* _WORK TO DO_
Keep only the lines where "JSON" appears.

* _INPUT MATERIAL_
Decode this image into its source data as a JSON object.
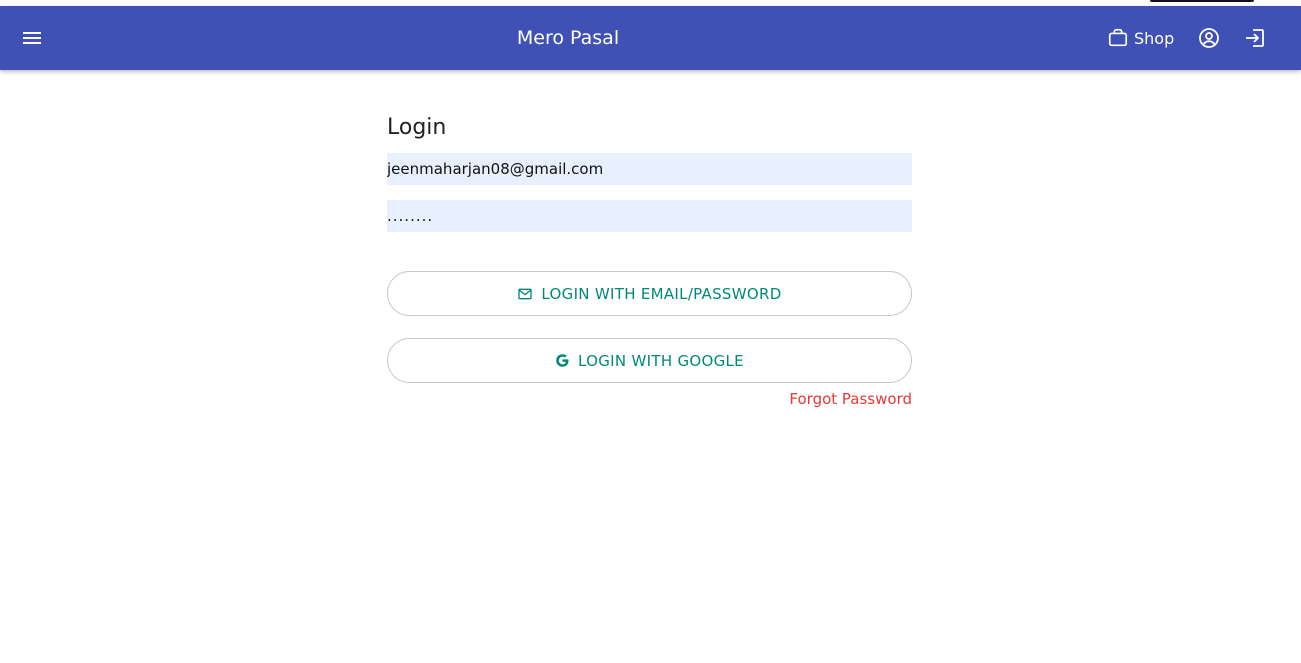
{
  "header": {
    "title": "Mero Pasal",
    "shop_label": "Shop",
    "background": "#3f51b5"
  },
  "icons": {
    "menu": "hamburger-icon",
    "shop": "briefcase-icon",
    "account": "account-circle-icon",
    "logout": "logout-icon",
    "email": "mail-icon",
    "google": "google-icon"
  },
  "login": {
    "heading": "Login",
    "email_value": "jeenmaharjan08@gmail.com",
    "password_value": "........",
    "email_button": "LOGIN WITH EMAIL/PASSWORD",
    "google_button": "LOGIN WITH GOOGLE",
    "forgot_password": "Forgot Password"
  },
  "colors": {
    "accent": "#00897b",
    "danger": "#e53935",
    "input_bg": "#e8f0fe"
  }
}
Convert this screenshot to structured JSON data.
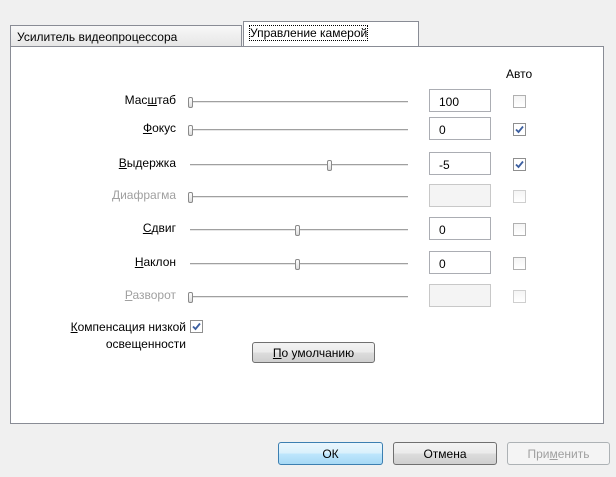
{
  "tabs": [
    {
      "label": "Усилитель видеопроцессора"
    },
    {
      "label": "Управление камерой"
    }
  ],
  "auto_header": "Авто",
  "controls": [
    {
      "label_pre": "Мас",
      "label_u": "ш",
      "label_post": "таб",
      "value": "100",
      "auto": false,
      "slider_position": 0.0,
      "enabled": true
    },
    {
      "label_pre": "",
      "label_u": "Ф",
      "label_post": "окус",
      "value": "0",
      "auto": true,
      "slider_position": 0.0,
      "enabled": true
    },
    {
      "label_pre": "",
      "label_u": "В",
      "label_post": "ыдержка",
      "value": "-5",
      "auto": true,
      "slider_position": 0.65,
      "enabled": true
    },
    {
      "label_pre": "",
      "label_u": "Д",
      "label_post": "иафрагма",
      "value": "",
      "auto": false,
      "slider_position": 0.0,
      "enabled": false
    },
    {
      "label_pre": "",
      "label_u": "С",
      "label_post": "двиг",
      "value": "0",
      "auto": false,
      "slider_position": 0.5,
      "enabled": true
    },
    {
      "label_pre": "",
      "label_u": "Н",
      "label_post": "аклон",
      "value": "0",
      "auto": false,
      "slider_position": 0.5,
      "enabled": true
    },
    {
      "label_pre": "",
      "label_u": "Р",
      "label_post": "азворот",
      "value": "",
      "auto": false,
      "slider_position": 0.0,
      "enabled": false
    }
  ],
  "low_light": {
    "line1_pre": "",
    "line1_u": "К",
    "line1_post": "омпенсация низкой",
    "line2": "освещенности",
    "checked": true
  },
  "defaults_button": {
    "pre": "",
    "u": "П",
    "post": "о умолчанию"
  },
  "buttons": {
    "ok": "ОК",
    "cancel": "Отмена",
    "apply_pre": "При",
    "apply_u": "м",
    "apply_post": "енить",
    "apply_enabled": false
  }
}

* _ANSWER IN FULL_
Decode this image into its source data as a JSON object.
Convert this screenshot to structured JSON data.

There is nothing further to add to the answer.